Aim:
Determine the number of lines where "선구적인" occurs and reply with that number by itself.

# # # # #

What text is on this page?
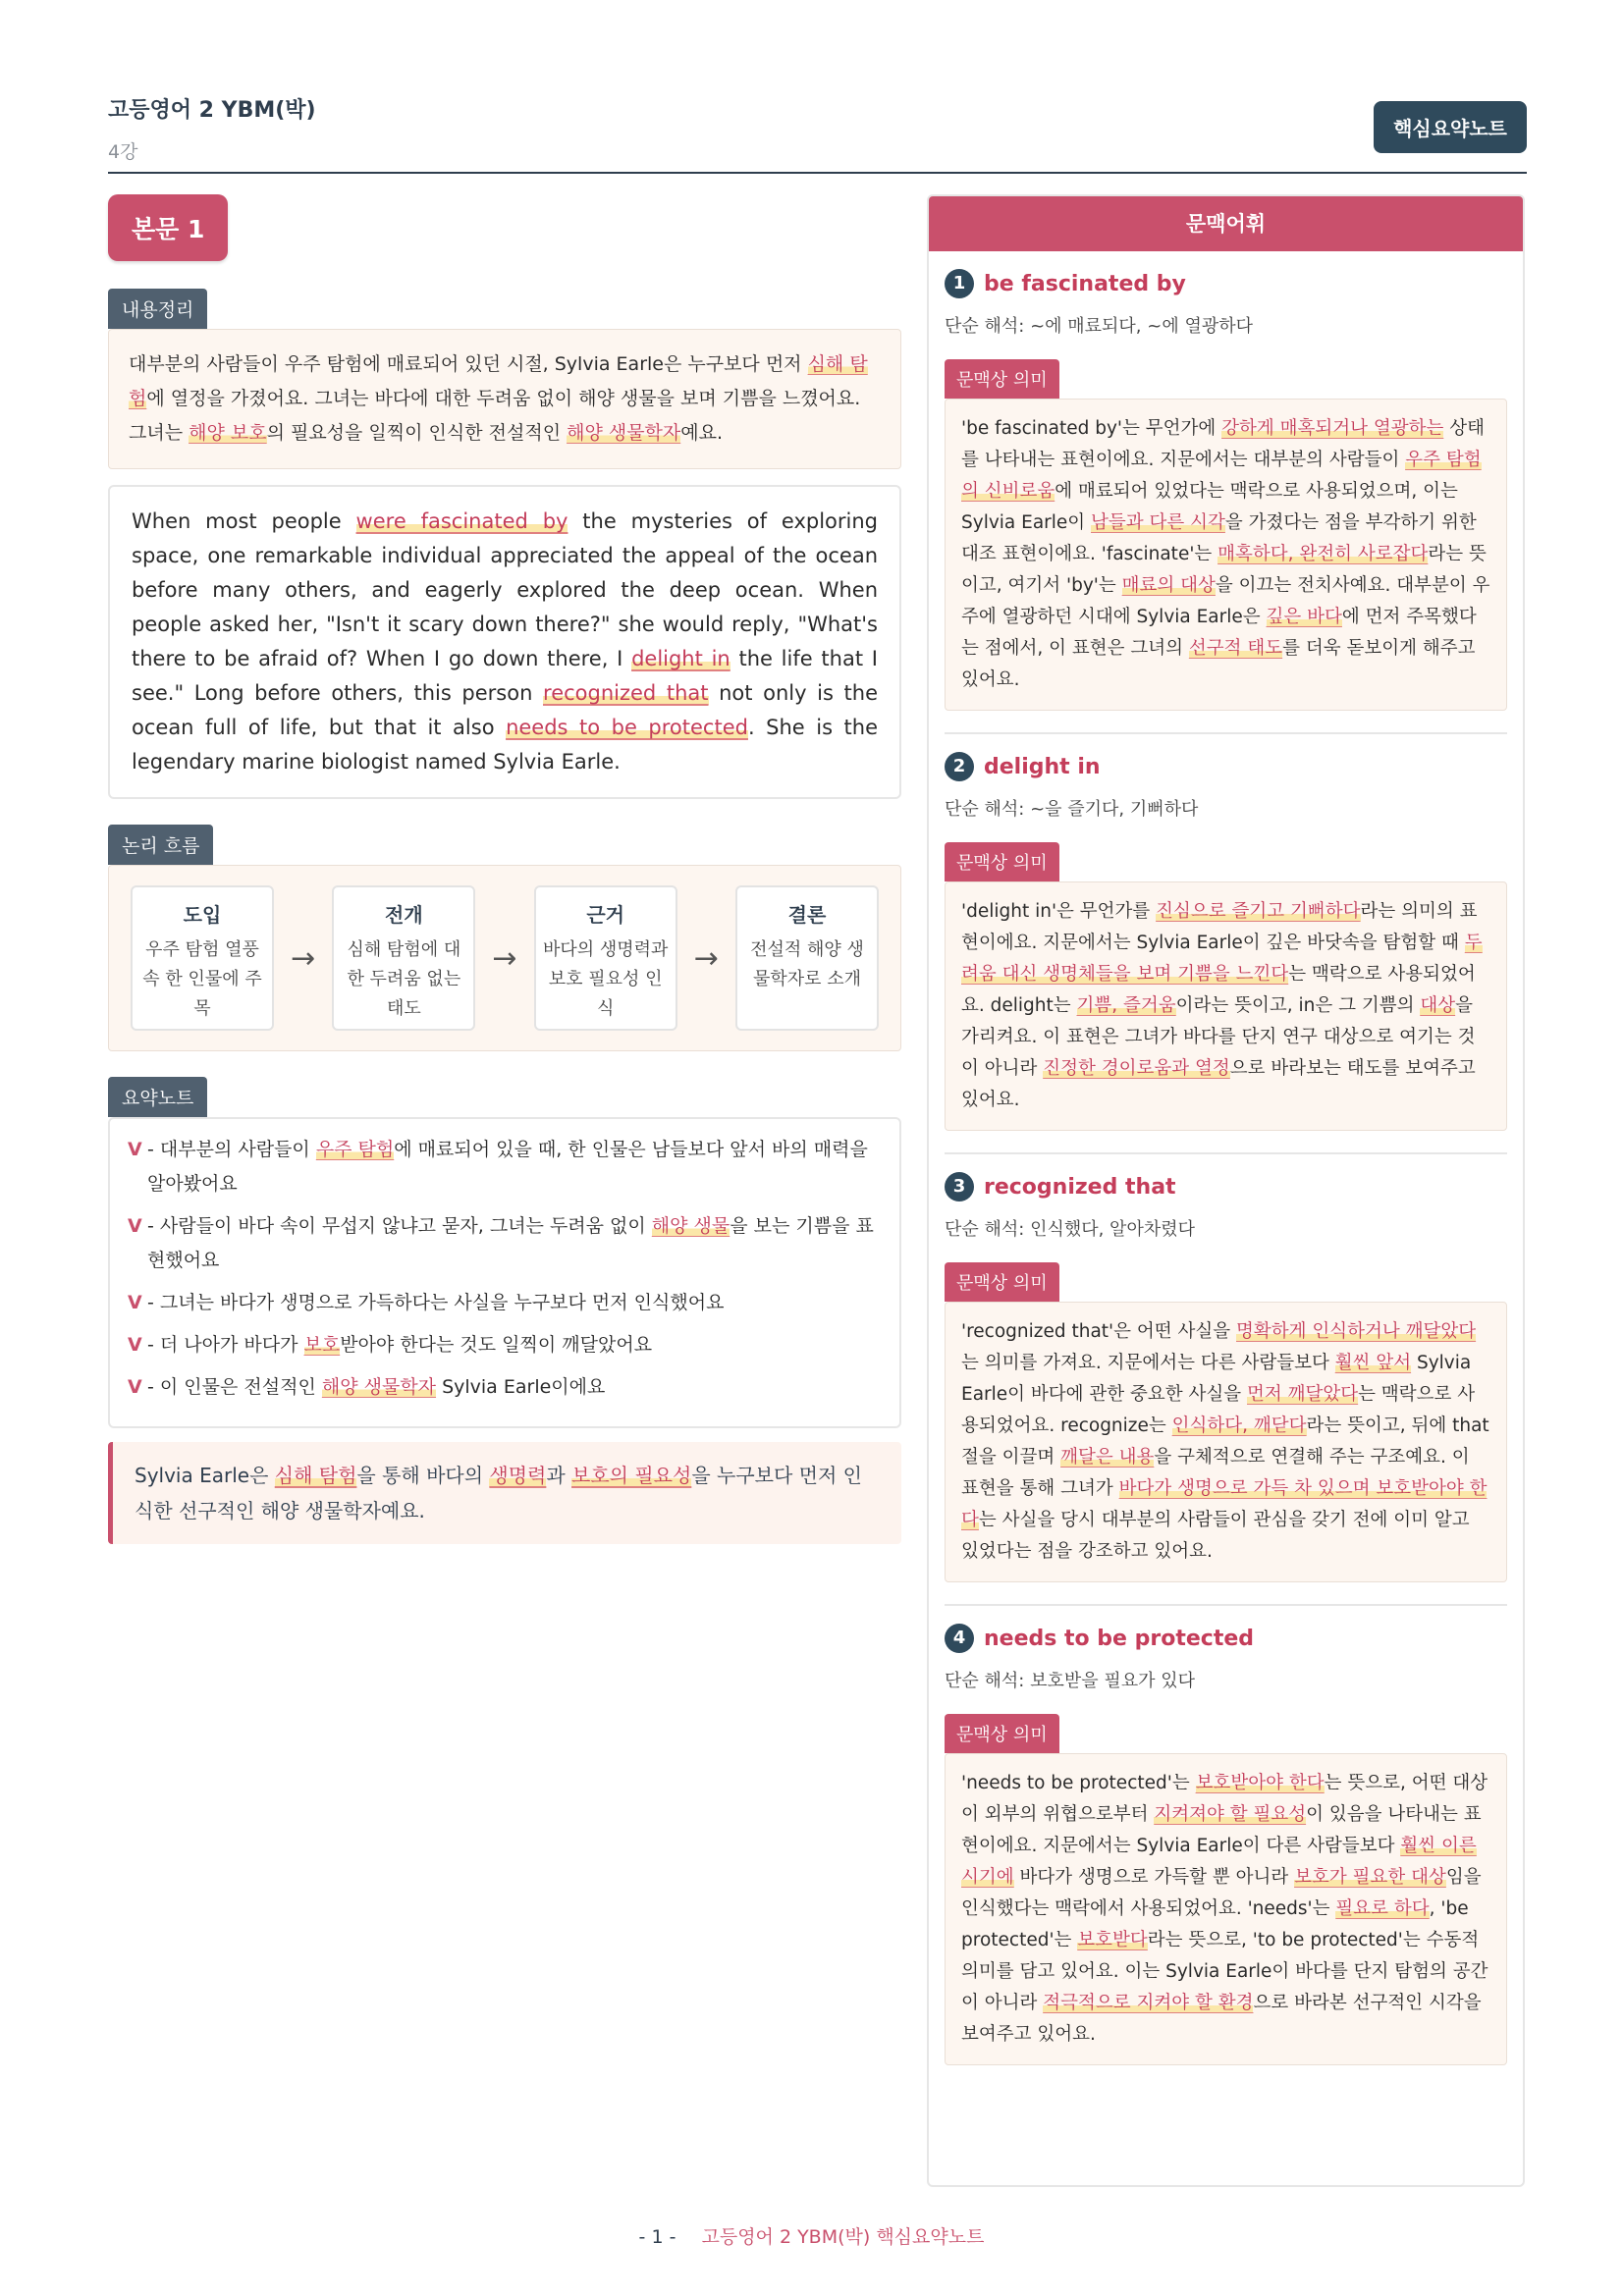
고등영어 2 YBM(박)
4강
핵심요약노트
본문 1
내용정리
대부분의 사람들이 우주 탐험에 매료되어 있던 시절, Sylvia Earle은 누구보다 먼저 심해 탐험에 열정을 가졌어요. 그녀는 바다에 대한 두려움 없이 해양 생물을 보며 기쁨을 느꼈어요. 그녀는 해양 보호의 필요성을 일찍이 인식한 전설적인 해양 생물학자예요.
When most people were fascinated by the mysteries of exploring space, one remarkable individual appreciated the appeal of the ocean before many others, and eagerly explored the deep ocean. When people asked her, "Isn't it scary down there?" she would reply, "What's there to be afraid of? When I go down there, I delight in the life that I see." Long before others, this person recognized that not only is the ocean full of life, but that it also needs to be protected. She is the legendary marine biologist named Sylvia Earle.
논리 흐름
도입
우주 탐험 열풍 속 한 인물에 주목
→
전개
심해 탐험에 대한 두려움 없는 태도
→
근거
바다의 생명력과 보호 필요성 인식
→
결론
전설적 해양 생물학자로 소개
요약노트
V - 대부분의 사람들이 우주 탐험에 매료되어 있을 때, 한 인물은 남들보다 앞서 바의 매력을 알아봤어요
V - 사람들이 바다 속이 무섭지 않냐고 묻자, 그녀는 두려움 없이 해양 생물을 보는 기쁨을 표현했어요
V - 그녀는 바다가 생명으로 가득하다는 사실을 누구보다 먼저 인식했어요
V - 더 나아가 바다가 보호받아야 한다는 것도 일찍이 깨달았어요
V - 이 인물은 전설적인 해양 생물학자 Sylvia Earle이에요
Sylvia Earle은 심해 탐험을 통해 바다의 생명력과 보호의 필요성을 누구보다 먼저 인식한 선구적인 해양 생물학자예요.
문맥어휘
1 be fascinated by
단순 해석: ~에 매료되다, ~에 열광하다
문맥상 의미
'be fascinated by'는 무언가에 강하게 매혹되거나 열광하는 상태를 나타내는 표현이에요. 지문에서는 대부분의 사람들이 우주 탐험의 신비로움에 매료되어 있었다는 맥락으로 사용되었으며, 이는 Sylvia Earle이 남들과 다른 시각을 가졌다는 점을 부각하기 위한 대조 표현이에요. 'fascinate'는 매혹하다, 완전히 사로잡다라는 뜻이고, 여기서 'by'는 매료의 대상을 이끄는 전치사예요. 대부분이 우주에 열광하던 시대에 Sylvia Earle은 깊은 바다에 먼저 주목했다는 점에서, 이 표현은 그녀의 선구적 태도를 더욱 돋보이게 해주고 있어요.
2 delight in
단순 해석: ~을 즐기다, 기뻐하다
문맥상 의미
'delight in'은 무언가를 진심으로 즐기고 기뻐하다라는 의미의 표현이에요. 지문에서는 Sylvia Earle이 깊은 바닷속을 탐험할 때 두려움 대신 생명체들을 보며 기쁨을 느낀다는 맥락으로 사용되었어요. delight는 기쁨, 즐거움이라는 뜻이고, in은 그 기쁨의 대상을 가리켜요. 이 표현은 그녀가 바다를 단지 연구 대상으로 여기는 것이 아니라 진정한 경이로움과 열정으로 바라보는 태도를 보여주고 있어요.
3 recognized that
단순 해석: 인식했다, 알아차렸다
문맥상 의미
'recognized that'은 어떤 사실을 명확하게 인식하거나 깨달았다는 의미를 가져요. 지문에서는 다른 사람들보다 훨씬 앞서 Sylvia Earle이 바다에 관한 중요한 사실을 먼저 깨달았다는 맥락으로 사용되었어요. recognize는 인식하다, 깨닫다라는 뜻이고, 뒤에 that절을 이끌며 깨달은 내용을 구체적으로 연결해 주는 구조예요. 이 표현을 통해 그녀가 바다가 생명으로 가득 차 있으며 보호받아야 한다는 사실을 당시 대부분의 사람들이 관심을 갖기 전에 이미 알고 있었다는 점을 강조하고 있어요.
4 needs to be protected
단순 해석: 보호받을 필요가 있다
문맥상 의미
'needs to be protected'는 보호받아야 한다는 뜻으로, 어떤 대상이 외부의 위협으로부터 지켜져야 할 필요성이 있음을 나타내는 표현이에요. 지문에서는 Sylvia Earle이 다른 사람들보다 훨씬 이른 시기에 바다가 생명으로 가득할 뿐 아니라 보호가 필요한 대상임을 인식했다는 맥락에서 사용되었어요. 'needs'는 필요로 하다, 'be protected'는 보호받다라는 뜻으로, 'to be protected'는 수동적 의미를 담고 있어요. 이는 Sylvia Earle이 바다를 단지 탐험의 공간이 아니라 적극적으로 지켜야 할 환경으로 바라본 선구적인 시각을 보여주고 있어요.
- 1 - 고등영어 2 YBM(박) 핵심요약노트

# # # # #

Exercise result:
2